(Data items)
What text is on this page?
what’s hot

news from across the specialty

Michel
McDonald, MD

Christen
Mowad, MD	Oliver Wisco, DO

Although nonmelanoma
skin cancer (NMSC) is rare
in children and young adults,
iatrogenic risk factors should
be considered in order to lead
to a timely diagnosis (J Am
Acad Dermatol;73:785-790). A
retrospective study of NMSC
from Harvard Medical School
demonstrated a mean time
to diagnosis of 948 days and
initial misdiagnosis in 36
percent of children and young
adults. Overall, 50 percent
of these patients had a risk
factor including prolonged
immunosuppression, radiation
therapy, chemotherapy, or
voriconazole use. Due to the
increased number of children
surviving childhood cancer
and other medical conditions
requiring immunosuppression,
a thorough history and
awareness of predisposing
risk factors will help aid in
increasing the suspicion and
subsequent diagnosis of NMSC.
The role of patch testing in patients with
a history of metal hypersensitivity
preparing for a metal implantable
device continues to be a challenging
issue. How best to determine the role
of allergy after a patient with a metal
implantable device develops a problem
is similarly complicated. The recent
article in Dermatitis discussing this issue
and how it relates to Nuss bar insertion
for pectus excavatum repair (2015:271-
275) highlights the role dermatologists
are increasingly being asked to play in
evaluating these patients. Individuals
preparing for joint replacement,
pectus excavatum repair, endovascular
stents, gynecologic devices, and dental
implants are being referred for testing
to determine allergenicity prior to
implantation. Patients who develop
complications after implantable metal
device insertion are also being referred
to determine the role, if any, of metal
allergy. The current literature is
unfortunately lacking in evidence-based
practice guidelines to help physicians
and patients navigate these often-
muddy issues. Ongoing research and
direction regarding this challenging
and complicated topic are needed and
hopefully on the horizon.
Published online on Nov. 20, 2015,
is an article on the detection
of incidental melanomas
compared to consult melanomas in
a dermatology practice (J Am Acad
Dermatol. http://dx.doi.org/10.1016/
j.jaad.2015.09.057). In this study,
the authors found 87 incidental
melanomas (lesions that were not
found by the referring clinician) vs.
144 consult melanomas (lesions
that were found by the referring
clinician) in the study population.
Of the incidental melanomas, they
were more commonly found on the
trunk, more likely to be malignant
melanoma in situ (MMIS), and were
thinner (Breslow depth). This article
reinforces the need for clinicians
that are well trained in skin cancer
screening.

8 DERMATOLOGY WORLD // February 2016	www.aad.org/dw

THE TASK:
Scan the entries above for the word "preparing" and collect each line holding it.

ANSWER SPACE:
preparing for a metal implantable
preparing for joint replacement,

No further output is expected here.